═══ STORED ROWS ═══
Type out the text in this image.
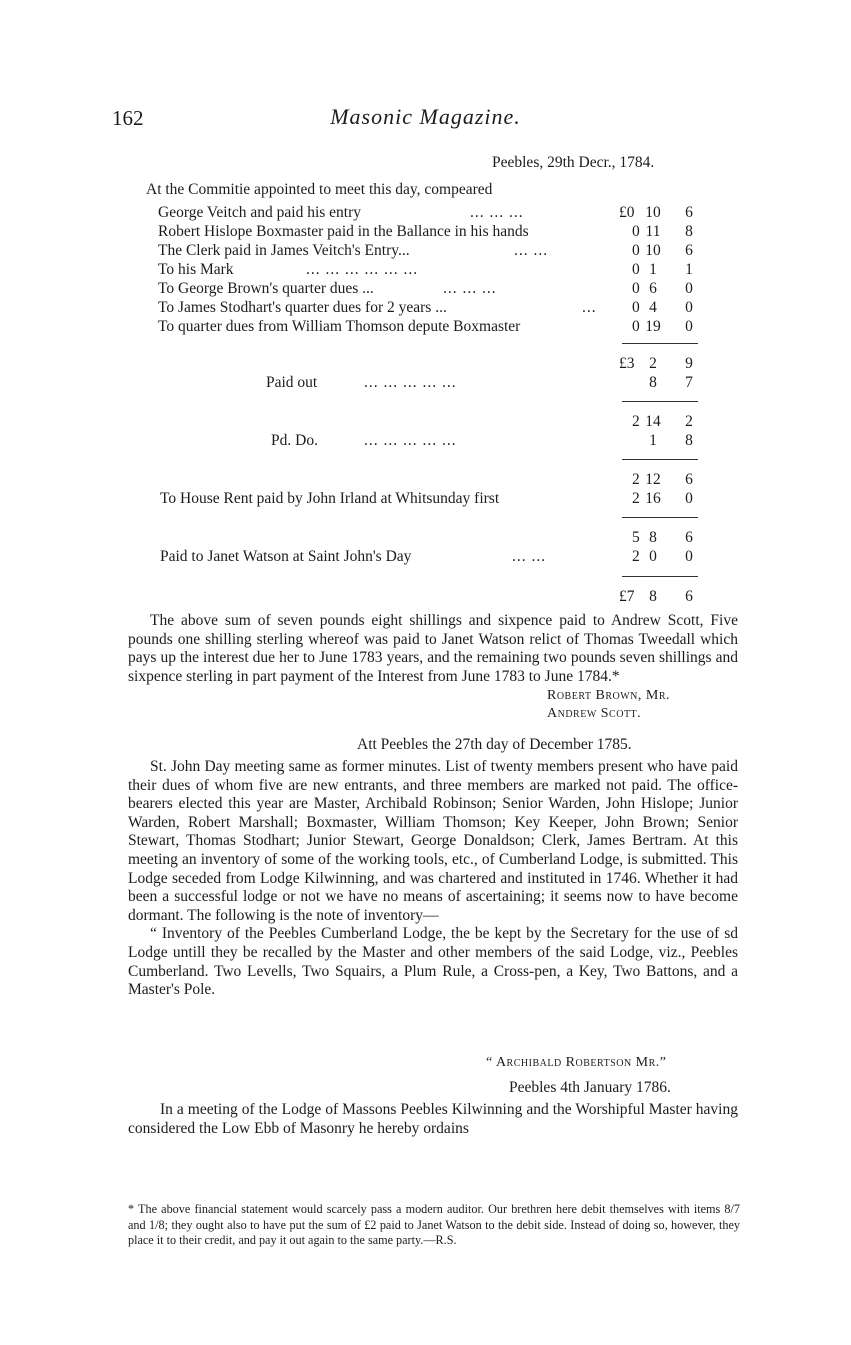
162	Masonic Magazine.
Peebles, 29th Decr., 1784.
At the Commitie appointed to meet this day, compeared
George Veitch and paid his entry	... ... ...	£0 10	6
Robert Hislope Boxmaster paid in the Ballance in his hands	0 11	8
The Clerk paid in James Veitch's Entry...	... ...	0 10	6
To his Mark	... ... ... ... ... ...	0 1	1
To George Brown's quarter dues ...	... ... ...	0 6	0
To James Stodhart's quarter dues for 2 years ...	... 0 4	0
To quarter dues from William Thomson depute Boxmaster	0 19	0
£3 2	9
Paid out	... ... ... ... ...	8	7
2 14	2
Pd. Do.	... ... ... ... ...	1	8
2 12	6
To House Rent paid by John Irland at Whitsunday first	2 16	0
5 8	6
Paid to Janet Watson at Saint John's Day	... ...	2 0	0
£7 8	6

The above sum of seven pounds eight shillings and sixpence paid to Andrew Scott, Five pounds one shilling sterling whereof was paid to Janet Watson relict of Thomas Tweedall which pays up the interest due her to June 1783 years, and the remaining two pounds seven shillings and sixpence sterling in part payment of the Interest from June 1783 to June 1784.*

Robert Brown, Mr.
Andrew Scott.
Att Peebles the 27th day of December 1785.

St. John Day meeting same as former minutes. List of twenty members present who have paid their dues of whom five are new entrants, and three members are marked not paid. The office-bearers elected this year are Master, Archibald Robinson; Senior Warden, John Hislope; Junior Warden, Robert Marshall; Boxmaster, William Thomson; Key Keeper, John Brown; Senior Stewart, Thomas Stodhart; Junior Stewart, George Donaldson; Clerk, James Bertram. At this meeting an inventory of some of the working tools, etc., of Cumberland Lodge, is submitted. This Lodge seceded from Lodge Kilwinning, and was chartered and instituted in 1746. Whether it had been a successful lodge or not we have no means of ascertaining; it seems now to have become dormant. The following is the note of inventory—

“ Inventory of the Peebles Cumberland Lodge, the be kept by the Secretary for the use of sd Lodge untill they be recalled by the Master and other members of the said Lodge, viz., Peebles Cumberland. Two Levells, Two Squairs, a Plum Rule, a Cross-pen, a Key, Two Battons, and a Master's Pole.

“ Archibald Robertson Mr.”
Peebles 4th January 1786.

In a meeting of the Lodge of Massons Peebles Kilwinning and the Worshipful Master having considered the Low Ebb of Masonry he hereby ordains

* The above financial statement would scarcely pass a modern auditor. Our brethren here debit themselves with items 8/7 and 1/8; they ought also to have put the sum of £2 paid to Janet Watson to the debit side. Instead of doing so, however, they place it to their credit, and pay it out again to the same party.—R.S.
═══
▸ TASK STATEMENT
Lines that include the word "quarter" are to be extracted from the data above.

▸ EXPECTED OUTPUT
To George Brown's quarter dues ...	... ... ...	0 6	0
To James Stodhart's quarter dues for 2 years ...	... 0 4	0
To quarter dues from William Thomson depute Boxmaster	0 19	0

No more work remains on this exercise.